- [WHAT THE TASK ASKS]: Write out each line exactly as given. Leave the pictures out of your copy.

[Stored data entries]
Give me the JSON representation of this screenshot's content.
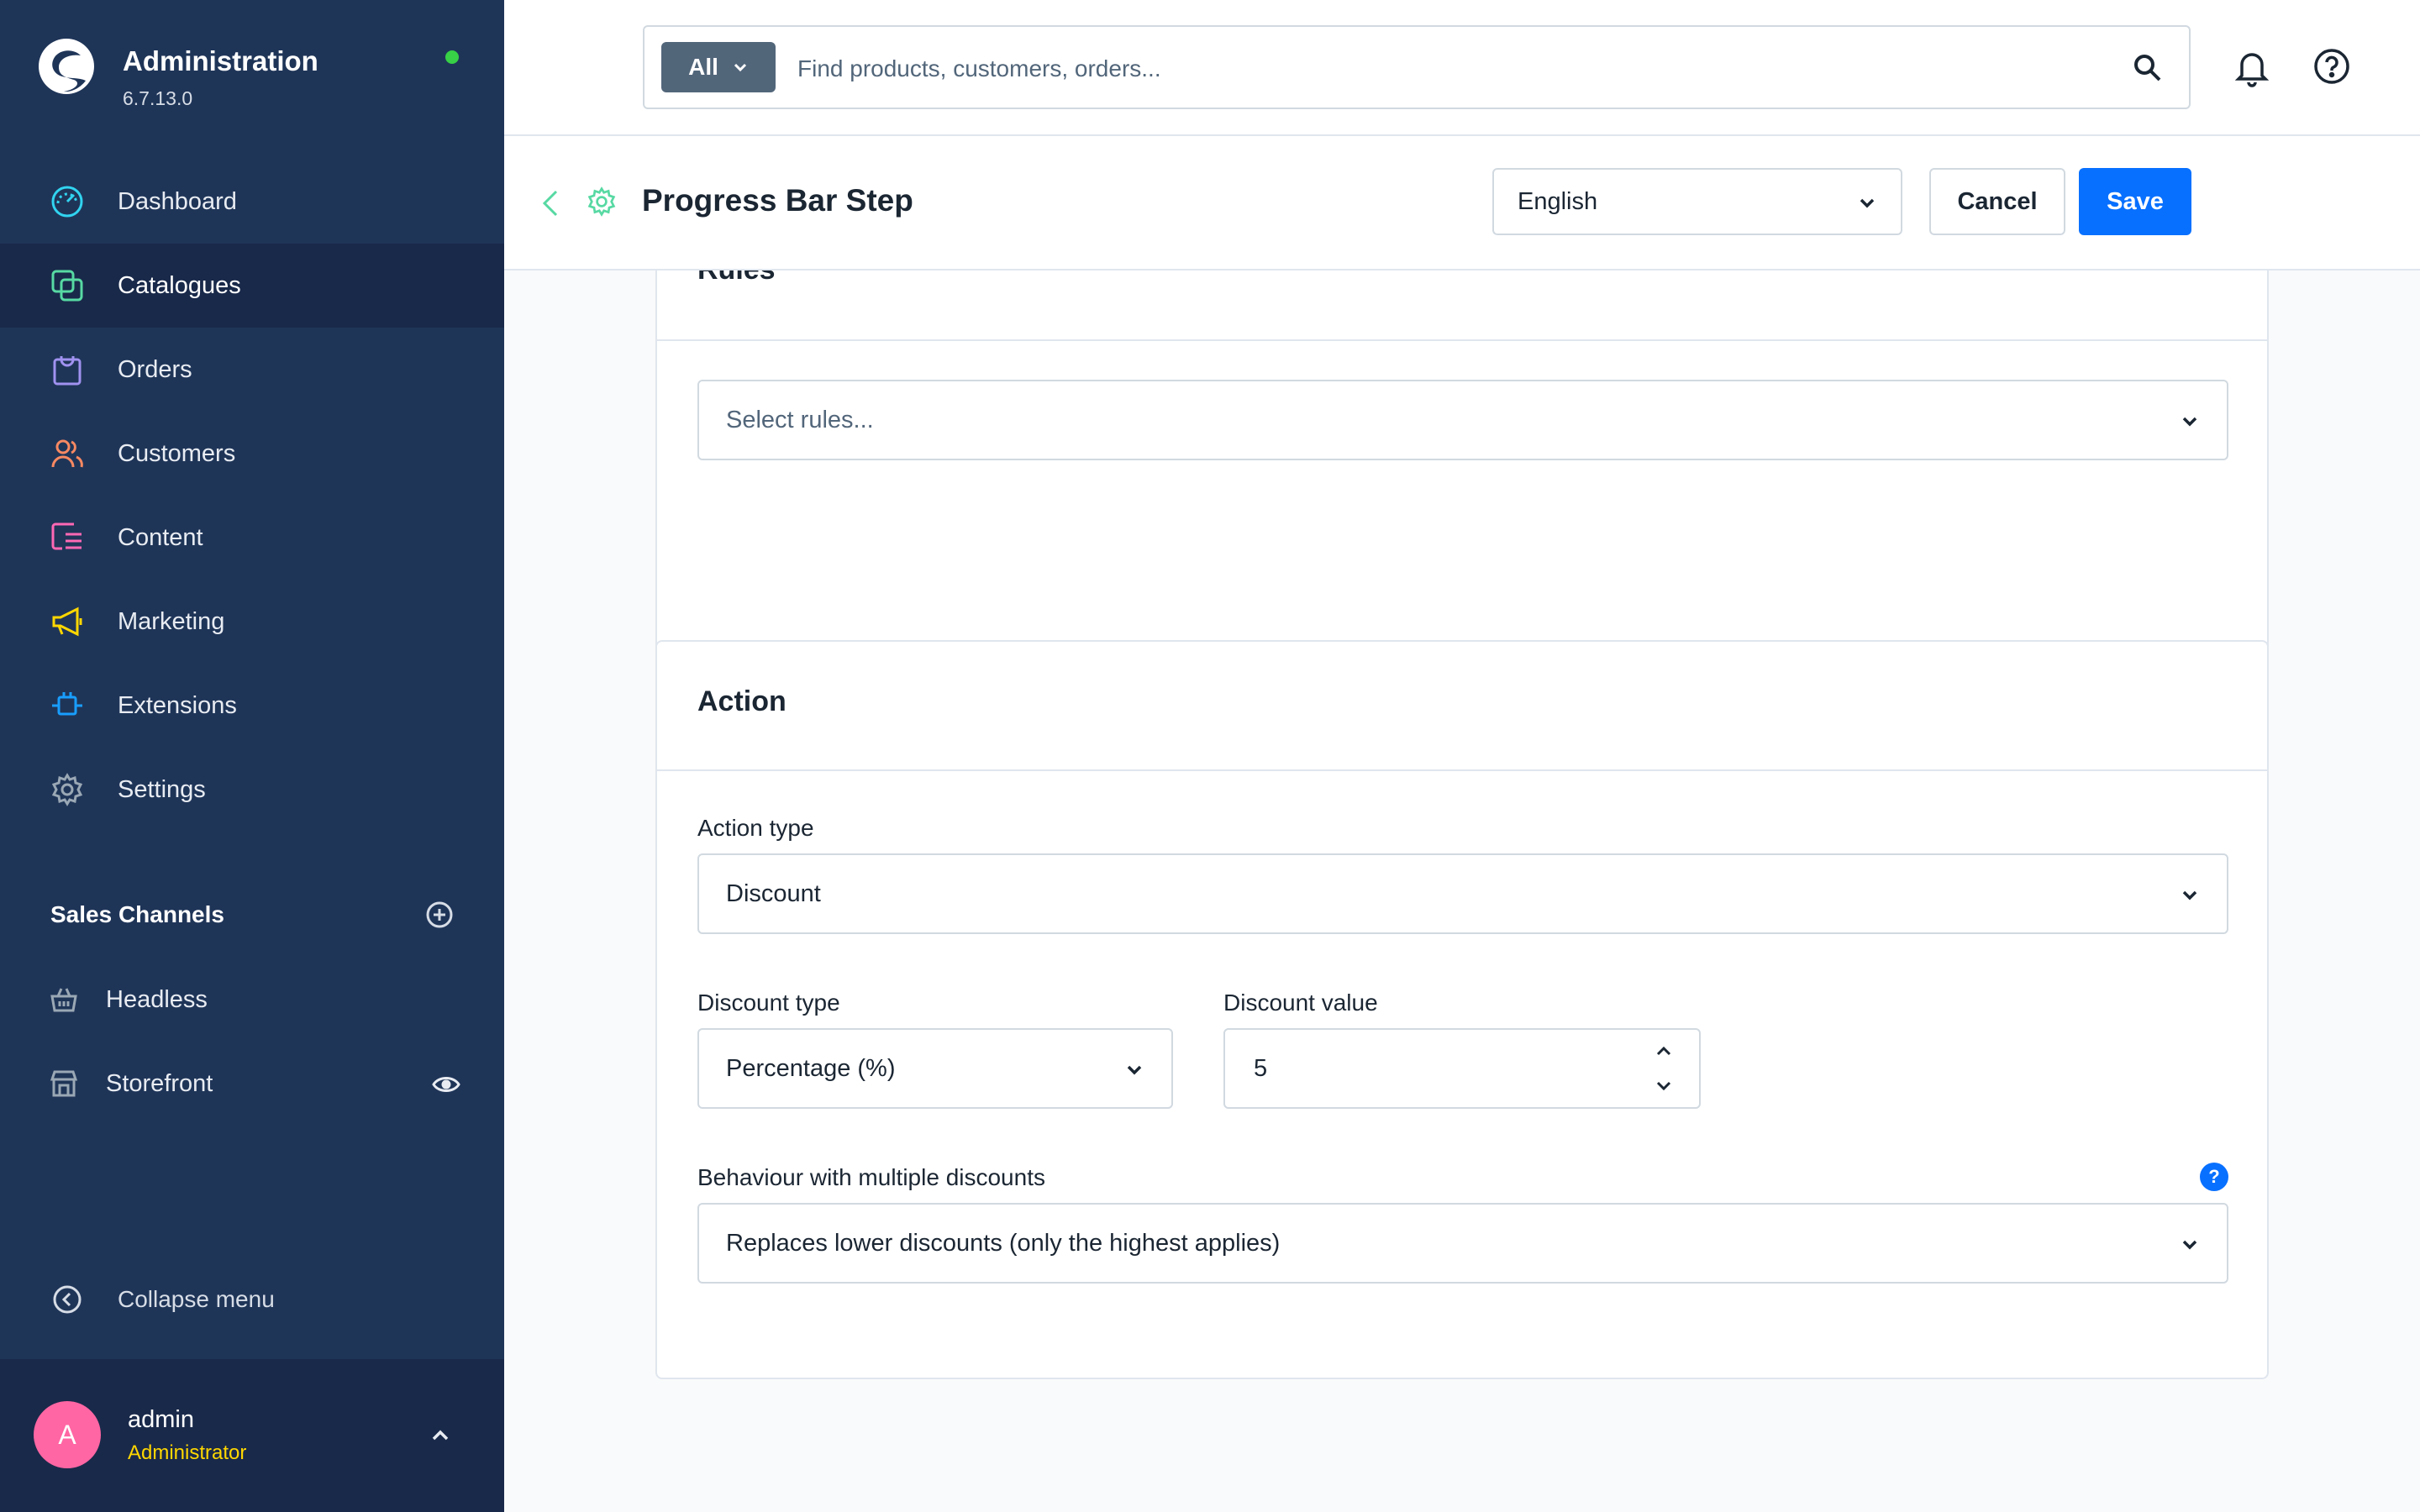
{
  "app": {
    "title": "Administration",
    "version": "6.7.13.0"
  },
  "nav": {
    "items": [
      {
        "label": "Dashboard",
        "icon": "dashboard-icon",
        "color": "#31d4f0"
      },
      {
        "label": "Catalogues",
        "icon": "catalogues-icon",
        "color": "#57d9a3"
      },
      {
        "label": "Orders",
        "icon": "orders-icon",
        "color": "#a092f0"
      },
      {
        "label": "Customers",
        "icon": "customers-icon",
        "color": "#f88962"
      },
      {
        "label": "Content",
        "icon": "content-icon",
        "color": "#ff68b4"
      },
      {
        "label": "Marketing",
        "icon": "marketing-icon",
        "color": "#ffd700"
      },
      {
        "label": "Extensions",
        "icon": "extensions-icon",
        "color": "#189eff"
      },
      {
        "label": "Settings",
        "icon": "settings-icon",
        "color": "#9aa8b5"
      }
    ],
    "active": "Catalogues"
  },
  "sales_channels": {
    "title": "Sales Channels",
    "items": [
      {
        "label": "Headless",
        "icon": "basket-icon"
      },
      {
        "label": "Storefront",
        "icon": "storefront-icon"
      }
    ]
  },
  "sidebar_footer": {
    "collapse_label": "Collapse menu"
  },
  "user": {
    "initial": "A",
    "name": "admin",
    "role": "Administrator"
  },
  "search": {
    "type_label": "All",
    "placeholder": "Find products, customers, orders..."
  },
  "smartbar": {
    "title": "Progress Bar Step",
    "language": "English",
    "cancel_label": "Cancel",
    "save_label": "Save"
  },
  "rules_card": {
    "title": "Rules",
    "select_placeholder": "Select rules..."
  },
  "action_card": {
    "title": "Action",
    "action_type_label": "Action type",
    "action_type_value": "Discount",
    "discount_type_label": "Discount type",
    "discount_type_value": "Percentage (%)",
    "discount_value_label": "Discount value",
    "discount_value": "5",
    "behaviour_label": "Behaviour with multiple discounts",
    "behaviour_value": "Replaces lower discounts (only the highest applies)",
    "help_glyph": "?"
  },
  "colors": {
    "sidebar_bg": "#1f3558",
    "sidebar_active": "#19294a",
    "primary": "#0870ff",
    "online": "#37d046",
    "avatar": "#ff66a3",
    "role_text": "#ffd700"
  }
}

- [WRITTEN RESPONSE]:
Give me the JSON representation of this screenshot's content.
{
  "app": {
    "title": "Administration",
    "version": "6.7.13.0"
  },
  "nav": {
    "items": [
      {
        "label": "Dashboard",
        "icon": "dashboard-icon",
        "color": "#31d4f0"
      },
      {
        "label": "Catalogues",
        "icon": "catalogues-icon",
        "color": "#57d9a3"
      },
      {
        "label": "Orders",
        "icon": "orders-icon",
        "color": "#a092f0"
      },
      {
        "label": "Customers",
        "icon": "customers-icon",
        "color": "#f88962"
      },
      {
        "label": "Content",
        "icon": "content-icon",
        "color": "#ff68b4"
      },
      {
        "label": "Marketing",
        "icon": "marketing-icon",
        "color": "#ffd700"
      },
      {
        "label": "Extensions",
        "icon": "extensions-icon",
        "color": "#189eff"
      },
      {
        "label": "Settings",
        "icon": "settings-icon",
        "color": "#9aa8b5"
      }
    ],
    "active": "Catalogues"
  },
  "sales_channels": {
    "title": "Sales Channels",
    "items": [
      {
        "label": "Headless",
        "icon": "basket-icon"
      },
      {
        "label": "Storefront",
        "icon": "storefront-icon"
      }
    ]
  },
  "sidebar_footer": {
    "collapse_label": "Collapse menu"
  },
  "user": {
    "initial": "A",
    "name": "admin",
    "role": "Administrator"
  },
  "search": {
    "type_label": "All",
    "placeholder": "Find products, customers, orders..."
  },
  "smartbar": {
    "title": "Progress Bar Step",
    "language": "English",
    "cancel_label": "Cancel",
    "save_label": "Save"
  },
  "rules_card": {
    "title": "Rules",
    "select_placeholder": "Select rules..."
  },
  "action_card": {
    "title": "Action",
    "action_type_label": "Action type",
    "action_type_value": "Discount",
    "discount_type_label": "Discount type",
    "discount_type_value": "Percentage (%)",
    "discount_value_label": "Discount value",
    "discount_value": "5",
    "behaviour_label": "Behaviour with multiple discounts",
    "behaviour_value": "Replaces lower discounts (only the highest applies)",
    "help_glyph": "?"
  },
  "colors": {
    "sidebar_bg": "#1f3558",
    "sidebar_active": "#19294a",
    "primary": "#0870ff",
    "online": "#37d046",
    "avatar": "#ff66a3",
    "role_text": "#ffd700"
  }
}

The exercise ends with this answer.